— Items from a figure collection —
##########
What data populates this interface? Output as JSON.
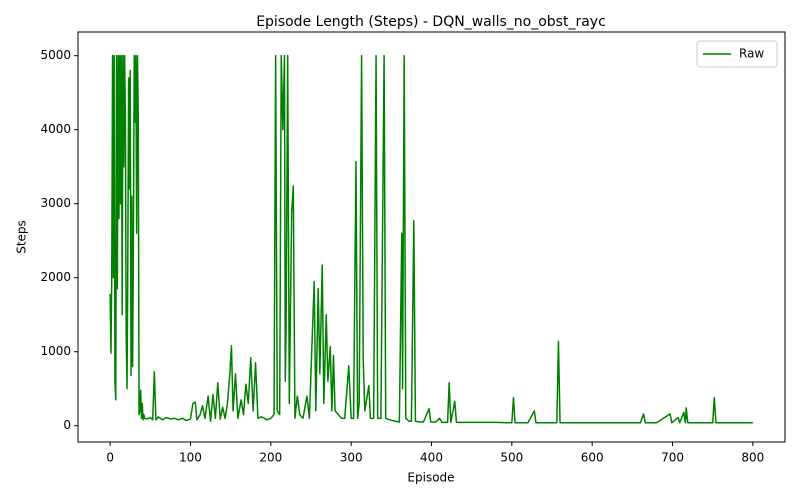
{
  "chart_data": {
    "type": "line",
    "title": "Episode Length (Steps) - DQN_walls_no_obst_rayc",
    "x_label": "Episode",
    "y_label": "Steps",
    "x": [
      0,
      1,
      2,
      3,
      4,
      5,
      6,
      7,
      8,
      9,
      10,
      11,
      12,
      13,
      14,
      15,
      16,
      17,
      18,
      19,
      20,
      21,
      22,
      23,
      24,
      25,
      26,
      27,
      28,
      29,
      30,
      31,
      32,
      33,
      34,
      35,
      36,
      37,
      38,
      39,
      40,
      41,
      42,
      43,
      46,
      50,
      53,
      55,
      57,
      60,
      65,
      70,
      75,
      80,
      85,
      90,
      95,
      100,
      103,
      106,
      108,
      112,
      115,
      118,
      122,
      125,
      128,
      131,
      134,
      137,
      140,
      143,
      146,
      149,
      151,
      153,
      156,
      159,
      163,
      166,
      169,
      172,
      175,
      178,
      181,
      184,
      188,
      192,
      195,
      200,
      204,
      206,
      208,
      211,
      213,
      215,
      217,
      218,
      219,
      221,
      223,
      226,
      228,
      230,
      233,
      236,
      240,
      245,
      248,
      254,
      256,
      259,
      261,
      264,
      266,
      269,
      271,
      274,
      276,
      278,
      280,
      284,
      288,
      292,
      297,
      300,
      303,
      306,
      308,
      310,
      313,
      315,
      317,
      322,
      324,
      328,
      331,
      333,
      337,
      341,
      343,
      348,
      355,
      360,
      363,
      364,
      366,
      368,
      372,
      375,
      378,
      380,
      385,
      390,
      397,
      399,
      405,
      410,
      413,
      420,
      422,
      424,
      429,
      431,
      440,
      460,
      480,
      500,
      502,
      504,
      520,
      528,
      530,
      545,
      556,
      558,
      560,
      580,
      600,
      620,
      640,
      660,
      664,
      666,
      680,
      697,
      699,
      707,
      709,
      714,
      716,
      717,
      719,
      735,
      750,
      752,
      754,
      770,
      800
    ],
    "series": [
      {
        "name": "Raw",
        "color": "#008000",
        "values": [
          1780,
          980,
          2000,
          5000,
          2000,
          5000,
          600,
          350,
          5000,
          1850,
          5000,
          2800,
          5000,
          3000,
          5000,
          1500,
          5000,
          3500,
          5000,
          4200,
          1200,
          500,
          2200,
          4700,
          3200,
          4800,
          680,
          3100,
          800,
          2600,
          5000,
          4100,
          5000,
          2600,
          5000,
          4200,
          150,
          200,
          480,
          100,
          300,
          80,
          150,
          100,
          90,
          110,
          80,
          730,
          80,
          120,
          80,
          110,
          90,
          100,
          80,
          100,
          70,
          90,
          300,
          320,
          80,
          150,
          270,
          100,
          400,
          60,
          420,
          100,
          580,
          90,
          250,
          100,
          300,
          700,
          1080,
          200,
          700,
          100,
          350,
          150,
          560,
          300,
          920,
          200,
          850,
          100,
          120,
          100,
          80,
          100,
          150,
          5000,
          200,
          150,
          5000,
          4000,
          5000,
          600,
          1300,
          5000,
          300,
          2900,
          3240,
          100,
          400,
          150,
          100,
          400,
          100,
          1950,
          200,
          1850,
          700,
          2170,
          300,
          1500,
          600,
          1070,
          200,
          950,
          200,
          150,
          100,
          100,
          810,
          100,
          100,
          3570,
          100,
          300,
          5000,
          900,
          200,
          540,
          100,
          100,
          5000,
          100,
          100,
          5000,
          100,
          80,
          60,
          50,
          2600,
          500,
          5000,
          100,
          60,
          60,
          2770,
          60,
          50,
          50,
          230,
          50,
          50,
          100,
          45,
          45,
          580,
          45,
          330,
          45,
          45,
          45,
          45,
          40,
          380,
          40,
          40,
          200,
          40,
          40,
          40,
          1140,
          40,
          40,
          40,
          40,
          40,
          40,
          160,
          40,
          40,
          160,
          40,
          110,
          40,
          180,
          40,
          240,
          40,
          40,
          40,
          380,
          40,
          40,
          40
        ]
      }
    ],
    "xlim": [
      -40,
      840
    ],
    "xticks": [
      0,
      100,
      200,
      300,
      400,
      500,
      600,
      700,
      800
    ],
    "ylim": [
      -220,
      5320
    ],
    "yticks": [
      0,
      1000,
      2000,
      3000,
      4000,
      5000
    ],
    "grid": false,
    "legend": "upper right"
  }
}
##########
Take the listing above and restate it word for word, without its pictures.

— Response to this task —
What data populates this interface? Output as JSON.
{
  "chart_data": {
    "type": "line",
    "title": "Episode Length (Steps) - DQN_walls_no_obst_rayc",
    "x_label": "Episode",
    "y_label": "Steps",
    "x": [
      0,
      1,
      2,
      3,
      4,
      5,
      6,
      7,
      8,
      9,
      10,
      11,
      12,
      13,
      14,
      15,
      16,
      17,
      18,
      19,
      20,
      21,
      22,
      23,
      24,
      25,
      26,
      27,
      28,
      29,
      30,
      31,
      32,
      33,
      34,
      35,
      36,
      37,
      38,
      39,
      40,
      41,
      42,
      43,
      46,
      50,
      53,
      55,
      57,
      60,
      65,
      70,
      75,
      80,
      85,
      90,
      95,
      100,
      103,
      106,
      108,
      112,
      115,
      118,
      122,
      125,
      128,
      131,
      134,
      137,
      140,
      143,
      146,
      149,
      151,
      153,
      156,
      159,
      163,
      166,
      169,
      172,
      175,
      178,
      181,
      184,
      188,
      192,
      195,
      200,
      204,
      206,
      208,
      211,
      213,
      215,
      217,
      218,
      219,
      221,
      223,
      226,
      228,
      230,
      233,
      236,
      240,
      245,
      248,
      254,
      256,
      259,
      261,
      264,
      266,
      269,
      271,
      274,
      276,
      278,
      280,
      284,
      288,
      292,
      297,
      300,
      303,
      306,
      308,
      310,
      313,
      315,
      317,
      322,
      324,
      328,
      331,
      333,
      337,
      341,
      343,
      348,
      355,
      360,
      363,
      364,
      366,
      368,
      372,
      375,
      378,
      380,
      385,
      390,
      397,
      399,
      405,
      410,
      413,
      420,
      422,
      424,
      429,
      431,
      440,
      460,
      480,
      500,
      502,
      504,
      520,
      528,
      530,
      545,
      556,
      558,
      560,
      580,
      600,
      620,
      640,
      660,
      664,
      666,
      680,
      697,
      699,
      707,
      709,
      714,
      716,
      717,
      719,
      735,
      750,
      752,
      754,
      770,
      800
    ],
    "series": [
      {
        "name": "Raw",
        "color": "#008000",
        "values": [
          1780,
          980,
          2000,
          5000,
          2000,
          5000,
          600,
          350,
          5000,
          1850,
          5000,
          2800,
          5000,
          3000,
          5000,
          1500,
          5000,
          3500,
          5000,
          4200,
          1200,
          500,
          2200,
          4700,
          3200,
          4800,
          680,
          3100,
          800,
          2600,
          5000,
          4100,
          5000,
          2600,
          5000,
          4200,
          150,
          200,
          480,
          100,
          300,
          80,
          150,
          100,
          90,
          110,
          80,
          730,
          80,
          120,
          80,
          110,
          90,
          100,
          80,
          100,
          70,
          90,
          300,
          320,
          80,
          150,
          270,
          100,
          400,
          60,
          420,
          100,
          580,
          90,
          250,
          100,
          300,
          700,
          1080,
          200,
          700,
          100,
          350,
          150,
          560,
          300,
          920,
          200,
          850,
          100,
          120,
          100,
          80,
          100,
          150,
          5000,
          200,
          150,
          5000,
          4000,
          5000,
          600,
          1300,
          5000,
          300,
          2900,
          3240,
          100,
          400,
          150,
          100,
          400,
          100,
          1950,
          200,
          1850,
          700,
          2170,
          300,
          1500,
          600,
          1070,
          200,
          950,
          200,
          150,
          100,
          100,
          810,
          100,
          100,
          3570,
          100,
          300,
          5000,
          900,
          200,
          540,
          100,
          100,
          5000,
          100,
          100,
          5000,
          100,
          80,
          60,
          50,
          2600,
          500,
          5000,
          100,
          60,
          60,
          2770,
          60,
          50,
          50,
          230,
          50,
          50,
          100,
          45,
          45,
          580,
          45,
          330,
          45,
          45,
          45,
          45,
          40,
          380,
          40,
          40,
          200,
          40,
          40,
          40,
          1140,
          40,
          40,
          40,
          40,
          40,
          40,
          160,
          40,
          40,
          160,
          40,
          110,
          40,
          180,
          40,
          240,
          40,
          40,
          40,
          380,
          40,
          40,
          40
        ]
      }
    ],
    "xlim": [
      -40,
      840
    ],
    "xticks": [
      0,
      100,
      200,
      300,
      400,
      500,
      600,
      700,
      800
    ],
    "ylim": [
      -220,
      5320
    ],
    "yticks": [
      0,
      1000,
      2000,
      3000,
      4000,
      5000
    ],
    "grid": false,
    "legend": "upper right"
  }
}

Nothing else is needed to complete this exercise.